§ **PROVIDED INFORMATION**

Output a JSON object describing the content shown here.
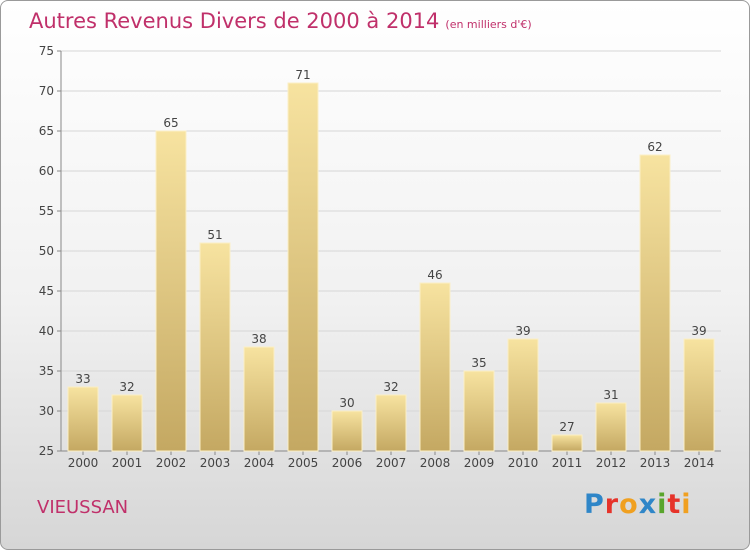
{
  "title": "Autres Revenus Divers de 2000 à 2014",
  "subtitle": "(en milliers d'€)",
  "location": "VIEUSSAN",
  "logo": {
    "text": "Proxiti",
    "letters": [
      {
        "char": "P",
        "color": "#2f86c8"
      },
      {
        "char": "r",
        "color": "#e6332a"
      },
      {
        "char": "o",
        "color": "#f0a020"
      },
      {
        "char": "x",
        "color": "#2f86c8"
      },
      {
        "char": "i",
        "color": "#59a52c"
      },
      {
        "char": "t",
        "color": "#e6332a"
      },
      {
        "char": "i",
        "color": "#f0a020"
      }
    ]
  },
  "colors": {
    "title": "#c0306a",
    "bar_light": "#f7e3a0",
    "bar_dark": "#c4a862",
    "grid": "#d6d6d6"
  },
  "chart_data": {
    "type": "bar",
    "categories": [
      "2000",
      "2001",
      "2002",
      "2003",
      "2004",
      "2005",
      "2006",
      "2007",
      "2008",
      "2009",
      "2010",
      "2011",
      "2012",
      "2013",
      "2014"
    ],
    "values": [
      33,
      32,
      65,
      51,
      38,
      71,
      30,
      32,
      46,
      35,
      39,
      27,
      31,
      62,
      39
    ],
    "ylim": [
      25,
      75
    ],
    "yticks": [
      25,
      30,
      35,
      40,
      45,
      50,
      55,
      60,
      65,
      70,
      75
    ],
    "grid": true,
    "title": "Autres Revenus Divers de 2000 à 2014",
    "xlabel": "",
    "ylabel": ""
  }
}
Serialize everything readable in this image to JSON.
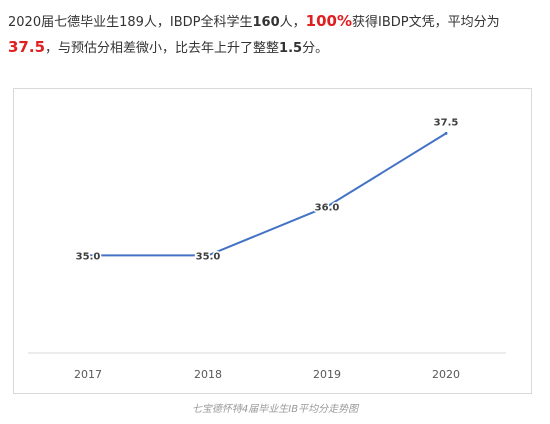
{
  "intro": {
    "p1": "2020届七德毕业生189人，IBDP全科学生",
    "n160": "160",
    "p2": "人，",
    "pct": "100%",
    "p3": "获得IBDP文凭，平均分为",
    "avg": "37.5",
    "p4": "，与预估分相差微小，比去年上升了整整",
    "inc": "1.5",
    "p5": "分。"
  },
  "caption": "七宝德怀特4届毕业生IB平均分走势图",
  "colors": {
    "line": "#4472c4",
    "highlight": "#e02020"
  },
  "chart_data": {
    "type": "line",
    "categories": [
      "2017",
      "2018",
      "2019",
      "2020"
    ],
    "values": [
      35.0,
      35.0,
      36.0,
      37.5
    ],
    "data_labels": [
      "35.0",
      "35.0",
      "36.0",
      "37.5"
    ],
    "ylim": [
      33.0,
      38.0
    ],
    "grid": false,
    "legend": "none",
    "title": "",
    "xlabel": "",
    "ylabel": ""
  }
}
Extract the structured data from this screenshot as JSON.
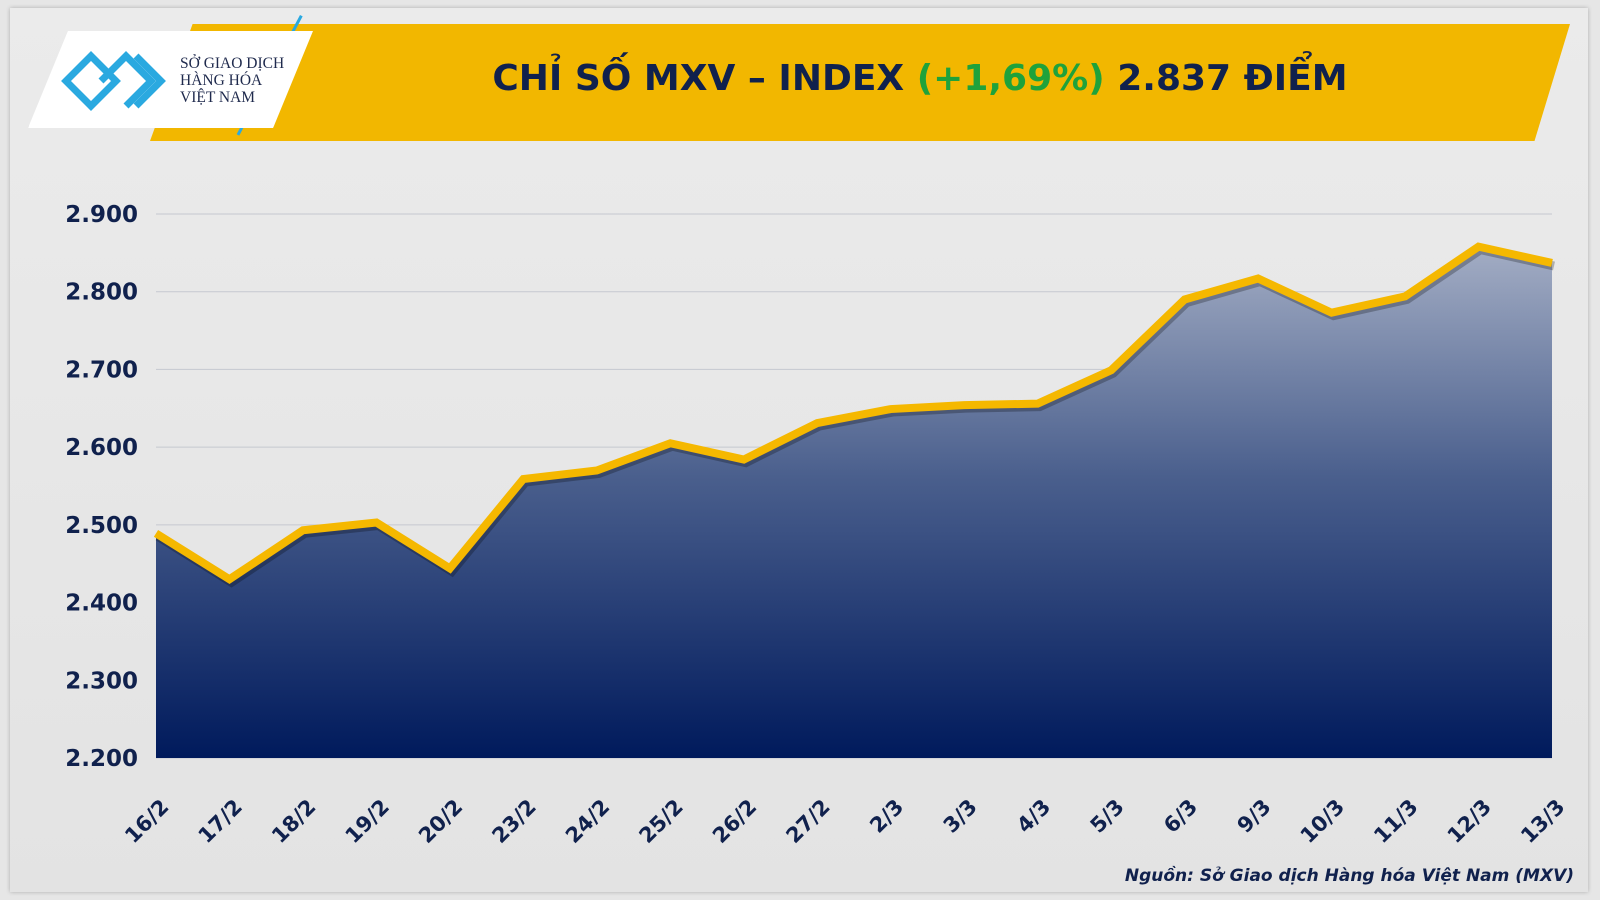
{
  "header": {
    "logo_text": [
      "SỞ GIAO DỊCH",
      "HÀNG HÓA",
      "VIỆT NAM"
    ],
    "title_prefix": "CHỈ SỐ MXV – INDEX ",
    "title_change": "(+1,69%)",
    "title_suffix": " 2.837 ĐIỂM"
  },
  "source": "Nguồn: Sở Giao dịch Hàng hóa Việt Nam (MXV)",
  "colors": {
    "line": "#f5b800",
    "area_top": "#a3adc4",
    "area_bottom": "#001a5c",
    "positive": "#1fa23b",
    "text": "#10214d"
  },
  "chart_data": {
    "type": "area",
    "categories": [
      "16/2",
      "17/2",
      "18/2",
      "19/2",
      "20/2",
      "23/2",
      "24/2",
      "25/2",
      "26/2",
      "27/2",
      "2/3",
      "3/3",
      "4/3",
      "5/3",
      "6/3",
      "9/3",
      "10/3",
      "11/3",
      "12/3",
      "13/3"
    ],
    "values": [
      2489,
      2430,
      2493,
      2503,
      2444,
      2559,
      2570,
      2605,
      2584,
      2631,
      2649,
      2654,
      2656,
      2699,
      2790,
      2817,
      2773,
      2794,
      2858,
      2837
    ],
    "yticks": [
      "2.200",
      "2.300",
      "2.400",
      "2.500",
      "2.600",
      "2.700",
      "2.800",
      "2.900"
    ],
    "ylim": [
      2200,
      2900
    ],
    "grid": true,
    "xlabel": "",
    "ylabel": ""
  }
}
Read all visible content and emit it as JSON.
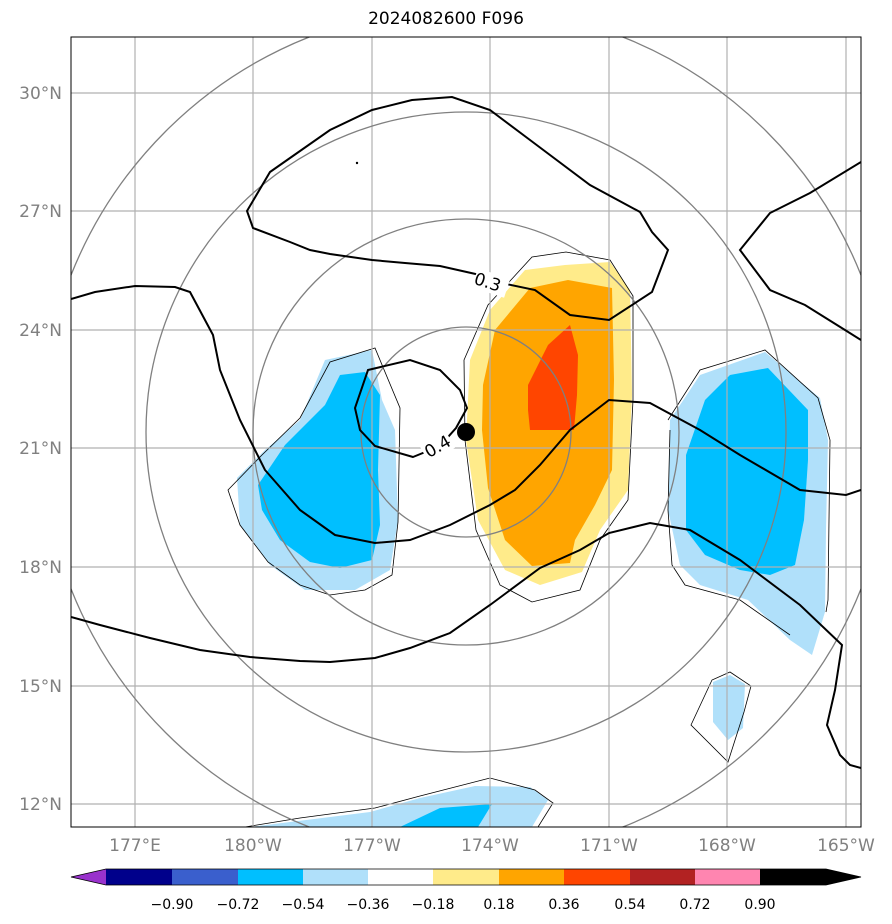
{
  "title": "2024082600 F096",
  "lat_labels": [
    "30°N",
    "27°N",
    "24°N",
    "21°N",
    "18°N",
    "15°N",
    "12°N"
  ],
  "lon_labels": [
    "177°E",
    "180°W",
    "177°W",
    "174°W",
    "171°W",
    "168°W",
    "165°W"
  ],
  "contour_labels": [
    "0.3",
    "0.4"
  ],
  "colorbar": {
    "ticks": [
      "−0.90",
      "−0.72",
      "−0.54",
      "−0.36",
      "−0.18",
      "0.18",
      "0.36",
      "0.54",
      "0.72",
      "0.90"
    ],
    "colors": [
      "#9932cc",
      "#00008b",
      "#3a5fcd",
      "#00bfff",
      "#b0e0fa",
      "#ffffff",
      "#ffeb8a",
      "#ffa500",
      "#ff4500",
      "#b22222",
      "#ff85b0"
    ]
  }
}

§ **WHAT TO DO**
Return every line of the preceding records in which the word "Revenus" appears.

§ **ANSWER FOR THIS EXERCISE**
  "title": "Autres Revenus Divers de 2000 à 2014",
    "title": "Autres Revenus Divers de 2000 à 2014",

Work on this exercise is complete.